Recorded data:
--- start ---

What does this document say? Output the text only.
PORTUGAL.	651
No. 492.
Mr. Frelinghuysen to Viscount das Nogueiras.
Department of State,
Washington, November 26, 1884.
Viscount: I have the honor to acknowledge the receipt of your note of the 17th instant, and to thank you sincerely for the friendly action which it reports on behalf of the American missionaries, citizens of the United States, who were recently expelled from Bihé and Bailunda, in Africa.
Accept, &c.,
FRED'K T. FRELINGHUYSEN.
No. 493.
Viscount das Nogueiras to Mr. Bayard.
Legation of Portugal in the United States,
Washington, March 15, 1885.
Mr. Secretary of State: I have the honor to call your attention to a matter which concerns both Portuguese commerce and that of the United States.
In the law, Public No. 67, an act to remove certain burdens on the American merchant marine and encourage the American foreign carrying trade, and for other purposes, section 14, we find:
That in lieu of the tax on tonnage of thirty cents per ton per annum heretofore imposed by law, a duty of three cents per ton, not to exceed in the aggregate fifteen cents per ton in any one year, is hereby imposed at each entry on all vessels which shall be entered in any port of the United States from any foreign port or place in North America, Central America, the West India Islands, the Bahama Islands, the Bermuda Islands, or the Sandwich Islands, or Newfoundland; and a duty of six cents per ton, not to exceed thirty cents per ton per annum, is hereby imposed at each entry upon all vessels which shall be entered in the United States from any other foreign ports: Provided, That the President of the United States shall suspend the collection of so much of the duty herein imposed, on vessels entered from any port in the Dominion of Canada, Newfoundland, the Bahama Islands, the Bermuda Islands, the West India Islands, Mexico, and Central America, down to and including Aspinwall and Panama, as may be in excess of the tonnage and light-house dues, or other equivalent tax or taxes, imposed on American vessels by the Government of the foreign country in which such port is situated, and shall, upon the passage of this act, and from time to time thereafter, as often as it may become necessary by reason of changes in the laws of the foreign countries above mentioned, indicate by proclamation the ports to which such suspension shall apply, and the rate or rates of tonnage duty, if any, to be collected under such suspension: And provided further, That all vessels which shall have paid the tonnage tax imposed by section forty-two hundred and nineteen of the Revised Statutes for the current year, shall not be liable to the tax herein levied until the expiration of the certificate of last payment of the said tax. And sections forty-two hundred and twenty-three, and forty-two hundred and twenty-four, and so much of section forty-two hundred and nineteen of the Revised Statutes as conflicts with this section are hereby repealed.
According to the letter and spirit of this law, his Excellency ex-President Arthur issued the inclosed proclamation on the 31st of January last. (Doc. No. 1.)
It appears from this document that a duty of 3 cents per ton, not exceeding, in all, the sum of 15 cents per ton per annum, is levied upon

--- end ---

Task to complete: From the first line to the last, please quote the material above exactly.

Exercise response:
What does this document say? Output the text only.
PORTUGAL.	651
No. 492.
Mr. Frelinghuysen to Viscount das Nogueiras.
Department of State,
Washington, November 26, 1884.
Viscount: I have the honor to acknowledge the receipt of your note of the 17th instant, and to thank you sincerely for the friendly action which it reports on behalf of the American missionaries, citizens of the United States, who were recently expelled from Bihé and Bailunda, in Africa.
Accept, &c.,
FRED'K T. FRELINGHUYSEN.
No. 493.
Viscount das Nogueiras to Mr. Bayard.
Legation of Portugal in the United States,
Washington, March 15, 1885.
Mr. Secretary of State: I have the honor to call your attention to a matter which concerns both Portuguese commerce and that of the United States.
In the law, Public No. 67, an act to remove certain burdens on the American merchant marine and encourage the American foreign carrying trade, and for other purposes, section 14, we find:
That in lieu of the tax on tonnage of thirty cents per ton per annum heretofore imposed by law, a duty of three cents per ton, not to exceed in the aggregate fifteen cents per ton in any one year, is hereby imposed at each entry on all vessels which shall be entered in any port of the United States from any foreign port or place in North America, Central America, the West India Islands, the Bahama Islands, the Bermuda Islands, or the Sandwich Islands, or Newfoundland; and a duty of six cents per ton, not to exceed thirty cents per ton per annum, is hereby imposed at each entry upon all vessels which shall be entered in the United States from any other foreign ports: Provided, That the President of the United States shall suspend the collection of so much of the duty herein imposed, on vessels entered from any port in the Dominion of Canada, Newfoundland, the Bahama Islands, the Bermuda Islands, the West India Islands, Mexico, and Central America, down to and including Aspinwall and Panama, as may be in excess of the tonnage and light-house dues, or other equivalent tax or taxes, imposed on American vessels by the Government of the foreign country in which such port is situated, and shall, upon the passage of this act, and from time to time thereafter, as often as it may become necessary by reason of changes in the laws of the foreign countries above mentioned, indicate by proclamation the ports to which such suspension shall apply, and the rate or rates of tonnage duty, if any, to be collected under such suspension: And provided further, That all vessels which shall have paid the tonnage tax imposed by section forty-two hundred and nineteen of the Revised Statutes for the current year, shall not be liable to the tax herein levied until the expiration of the certificate of last payment of the said tax. And sections forty-two hundred and twenty-three, and forty-two hundred and twenty-four, and so much of section forty-two hundred and nineteen of the Revised Statutes as conflicts with this section are hereby repealed.
According to the letter and spirit of this law, his Excellency ex-President Arthur issued the inclosed proclamation on the 31st of January last. (Doc. No. 1.)
It appears from this document that a duty of 3 cents per ton, not exceeding, in all, the sum of 15 cents per ton per annum, is levied upon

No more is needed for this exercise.